* _WHAT THE EXERCISE ASKS_: Transcribe each record exactly. Include every one.

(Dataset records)
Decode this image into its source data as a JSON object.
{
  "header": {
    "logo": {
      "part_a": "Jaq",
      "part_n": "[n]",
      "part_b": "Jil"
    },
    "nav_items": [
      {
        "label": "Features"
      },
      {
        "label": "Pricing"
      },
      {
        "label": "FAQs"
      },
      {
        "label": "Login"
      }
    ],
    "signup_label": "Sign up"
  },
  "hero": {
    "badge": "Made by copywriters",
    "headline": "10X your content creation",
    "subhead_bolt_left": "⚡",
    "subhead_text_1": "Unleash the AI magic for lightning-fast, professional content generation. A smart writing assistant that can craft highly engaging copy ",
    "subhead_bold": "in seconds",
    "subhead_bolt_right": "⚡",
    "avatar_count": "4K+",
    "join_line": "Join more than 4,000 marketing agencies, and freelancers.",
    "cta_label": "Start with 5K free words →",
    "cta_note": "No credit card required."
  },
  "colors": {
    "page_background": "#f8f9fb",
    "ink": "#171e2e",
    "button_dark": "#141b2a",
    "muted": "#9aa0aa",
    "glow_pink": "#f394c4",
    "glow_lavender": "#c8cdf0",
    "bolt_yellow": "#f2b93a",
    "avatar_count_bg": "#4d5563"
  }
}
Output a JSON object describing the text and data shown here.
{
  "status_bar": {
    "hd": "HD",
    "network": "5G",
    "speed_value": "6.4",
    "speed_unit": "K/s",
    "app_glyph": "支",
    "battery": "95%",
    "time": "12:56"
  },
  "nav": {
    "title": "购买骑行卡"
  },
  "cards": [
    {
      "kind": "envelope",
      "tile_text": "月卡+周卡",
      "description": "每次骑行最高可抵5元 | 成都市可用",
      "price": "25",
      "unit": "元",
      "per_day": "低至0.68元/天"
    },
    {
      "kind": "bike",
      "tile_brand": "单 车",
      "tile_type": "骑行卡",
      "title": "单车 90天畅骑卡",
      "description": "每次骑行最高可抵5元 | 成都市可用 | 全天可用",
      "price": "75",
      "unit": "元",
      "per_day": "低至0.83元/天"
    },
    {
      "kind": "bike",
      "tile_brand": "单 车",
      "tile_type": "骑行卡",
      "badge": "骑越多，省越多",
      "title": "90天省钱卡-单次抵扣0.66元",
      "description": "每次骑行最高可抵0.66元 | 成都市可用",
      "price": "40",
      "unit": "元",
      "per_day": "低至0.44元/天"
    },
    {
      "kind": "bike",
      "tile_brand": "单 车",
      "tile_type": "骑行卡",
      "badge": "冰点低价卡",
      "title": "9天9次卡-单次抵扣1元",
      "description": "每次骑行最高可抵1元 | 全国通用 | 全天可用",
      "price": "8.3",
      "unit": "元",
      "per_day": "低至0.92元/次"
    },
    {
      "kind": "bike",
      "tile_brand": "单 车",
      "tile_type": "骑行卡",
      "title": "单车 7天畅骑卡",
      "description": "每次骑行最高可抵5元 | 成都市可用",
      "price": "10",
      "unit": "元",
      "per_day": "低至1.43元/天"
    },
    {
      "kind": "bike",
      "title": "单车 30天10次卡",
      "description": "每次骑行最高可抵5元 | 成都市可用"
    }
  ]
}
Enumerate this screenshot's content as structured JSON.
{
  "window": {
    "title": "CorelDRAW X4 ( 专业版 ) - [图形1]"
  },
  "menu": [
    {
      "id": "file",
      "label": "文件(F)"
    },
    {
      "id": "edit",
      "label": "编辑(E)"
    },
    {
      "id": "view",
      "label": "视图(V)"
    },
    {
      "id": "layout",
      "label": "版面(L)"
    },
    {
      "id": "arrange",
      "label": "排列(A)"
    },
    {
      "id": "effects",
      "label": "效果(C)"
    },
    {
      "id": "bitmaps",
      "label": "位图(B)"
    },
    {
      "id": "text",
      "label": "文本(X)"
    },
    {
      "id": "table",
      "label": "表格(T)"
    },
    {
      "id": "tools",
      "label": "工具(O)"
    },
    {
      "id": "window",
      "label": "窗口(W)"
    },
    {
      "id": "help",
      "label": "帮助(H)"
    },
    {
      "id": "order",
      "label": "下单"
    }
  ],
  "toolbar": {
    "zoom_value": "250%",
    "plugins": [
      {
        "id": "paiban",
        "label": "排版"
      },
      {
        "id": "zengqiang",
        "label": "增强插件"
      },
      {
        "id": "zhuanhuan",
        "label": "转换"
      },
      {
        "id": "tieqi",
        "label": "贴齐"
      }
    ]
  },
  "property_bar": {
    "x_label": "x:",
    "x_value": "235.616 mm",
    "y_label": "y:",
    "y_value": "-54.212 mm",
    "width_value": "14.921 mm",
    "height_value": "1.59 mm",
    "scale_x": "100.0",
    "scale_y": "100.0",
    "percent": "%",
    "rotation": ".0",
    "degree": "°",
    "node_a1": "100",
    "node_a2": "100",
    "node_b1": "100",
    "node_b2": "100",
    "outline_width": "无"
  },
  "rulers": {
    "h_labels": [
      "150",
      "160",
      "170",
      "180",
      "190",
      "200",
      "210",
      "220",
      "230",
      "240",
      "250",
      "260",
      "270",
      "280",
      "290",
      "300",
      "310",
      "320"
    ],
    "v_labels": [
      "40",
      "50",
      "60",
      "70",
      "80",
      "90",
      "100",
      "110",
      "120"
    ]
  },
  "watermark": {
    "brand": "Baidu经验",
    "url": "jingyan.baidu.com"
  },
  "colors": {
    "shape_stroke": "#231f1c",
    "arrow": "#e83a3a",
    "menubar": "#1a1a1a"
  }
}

* _RESULT FOR THIS EXERCISE_:
Decode this image into its source data as a JSON object.
{
  "header": {
    "logo": {
      "part_a": "Jaq",
      "part_n": "[n]",
      "part_b": "Jil"
    },
    "nav_items": [
      {
        "label": "Features"
      },
      {
        "label": "Pricing"
      },
      {
        "label": "FAQs"
      },
      {
        "label": "Login"
      }
    ],
    "signup_label": "Sign up"
  },
  "hero": {
    "badge": "Made by copywriters",
    "headline": "10X your content creation",
    "subhead_bolt_left": "⚡",
    "subhead_text_1": "Unleash the AI magic for lightning-fast, professional content generation. A smart writing assistant that can craft highly engaging copy ",
    "subhead_bold": "in seconds",
    "subhead_bolt_right": "⚡",
    "avatar_count": "4K+",
    "join_line": "Join more than 4,000 marketing agencies, and freelancers.",
    "cta_label": "Start with 5K free words →",
    "cta_note": "No credit card required."
  },
  "colors": {
    "page_background": "#f8f9fb",
    "ink": "#171e2e",
    "button_dark": "#141b2a",
    "muted": "#9aa0aa",
    "glow_pink": "#f394c4",
    "glow_lavender": "#c8cdf0",
    "bolt_yellow": "#f2b93a",
    "avatar_count_bg": "#4d5563"
  }
}
Output a JSON object describing the text and data shown here.
{
  "status_bar": {
    "hd": "HD",
    "network": "5G",
    "speed_value": "6.4",
    "speed_unit": "K/s",
    "app_glyph": "支",
    "battery": "95%",
    "time": "12:56"
  },
  "nav": {
    "title": "购买骑行卡"
  },
  "cards": [
    {
      "kind": "envelope",
      "tile_text": "月卡+周卡",
      "description": "每次骑行最高可抵5元 | 成都市可用",
      "price": "25",
      "unit": "元",
      "per_day": "低至0.68元/天"
    },
    {
      "kind": "bike",
      "tile_brand": "单 车",
      "tile_type": "骑行卡",
      "title": "单车 90天畅骑卡",
      "description": "每次骑行最高可抵5元 | 成都市可用 | 全天可用",
      "price": "75",
      "unit": "元",
      "per_day": "低至0.83元/天"
    },
    {
      "kind": "bike",
      "tile_brand": "单 车",
      "tile_type": "骑行卡",
      "badge": "骑越多，省越多",
      "title": "90天省钱卡-单次抵扣0.66元",
      "description": "每次骑行最高可抵0.66元 | 成都市可用",
      "price": "40",
      "unit": "元",
      "per_day": "低至0.44元/天"
    },
    {
      "kind": "bike",
      "tile_brand": "单 车",
      "tile_type": "骑行卡",
      "badge": "冰点低价卡",
      "title": "9天9次卡-单次抵扣1元",
      "description": "每次骑行最高可抵1元 | 全国通用 | 全天可用",
      "price": "8.3",
      "unit": "元",
      "per_day": "低至0.92元/次"
    },
    {
      "kind": "bike",
      "tile_brand": "单 车",
      "tile_type": "骑行卡",
      "title": "单车 7天畅骑卡",
      "description": "每次骑行最高可抵5元 | 成都市可用",
      "price": "10",
      "unit": "元",
      "per_day": "低至1.43元/天"
    },
    {
      "kind": "bike",
      "title": "单车 30天10次卡",
      "description": "每次骑行最高可抵5元 | 成都市可用"
    }
  ]
}
Enumerate this screenshot's content as structured JSON.
{
  "window": {
    "title": "CorelDRAW X4 ( 专业版 ) - [图形1]"
  },
  "menu": [
    {
      "id": "file",
      "label": "文件(F)"
    },
    {
      "id": "edit",
      "label": "编辑(E)"
    },
    {
      "id": "view",
      "label": "视图(V)"
    },
    {
      "id": "layout",
      "label": "版面(L)"
    },
    {
      "id": "arrange",
      "label": "排列(A)"
    },
    {
      "id": "effects",
      "label": "效果(C)"
    },
    {
      "id": "bitmaps",
      "label": "位图(B)"
    },
    {
      "id": "text",
      "label": "文本(X)"
    },
    {
      "id": "table",
      "label": "表格(T)"
    },
    {
      "id": "tools",
      "label": "工具(O)"
    },
    {
      "id": "window",
      "label": "窗口(W)"
    },
    {
      "id": "help",
      "label": "帮助(H)"
    },
    {
      "id": "order",
      "label": "下单"
    }
  ],
  "toolbar": {
    "zoom_value": "250%",
    "plugins": [
      {
        "id": "paiban",
        "label": "排版"
      },
      {
        "id": "zengqiang",
        "label": "增强插件"
      },
      {
        "id": "zhuanhuan",
        "label": "转换"
      },
      {
        "id": "tieqi",
        "label": "贴齐"
      }
    ]
  },
  "property_bar": {
    "x_label": "x:",
    "x_value": "235.616 mm",
    "y_label": "y:",
    "y_value": "-54.212 mm",
    "width_value": "14.921 mm",
    "height_value": "1.59 mm",
    "scale_x": "100.0",
    "scale_y": "100.0",
    "percent": "%",
    "rotation": ".0",
    "degree": "°",
    "node_a1": "100",
    "node_a2": "100",
    "node_b1": "100",
    "node_b2": "100",
    "outline_width": "无"
  },
  "rulers": {
    "h_labels": [
      "150",
      "160",
      "170",
      "180",
      "190",
      "200",
      "210",
      "220",
      "230",
      "240",
      "250",
      "260",
      "270",
      "280",
      "290",
      "300",
      "310",
      "320"
    ],
    "v_labels": [
      "40",
      "50",
      "60",
      "70",
      "80",
      "90",
      "100",
      "110",
      "120"
    ]
  },
  "watermark": {
    "brand": "Baidu经验",
    "url": "jingyan.baidu.com"
  },
  "colors": {
    "shape_stroke": "#231f1c",
    "arrow": "#e83a3a",
    "menubar": "#1a1a1a"
  }
}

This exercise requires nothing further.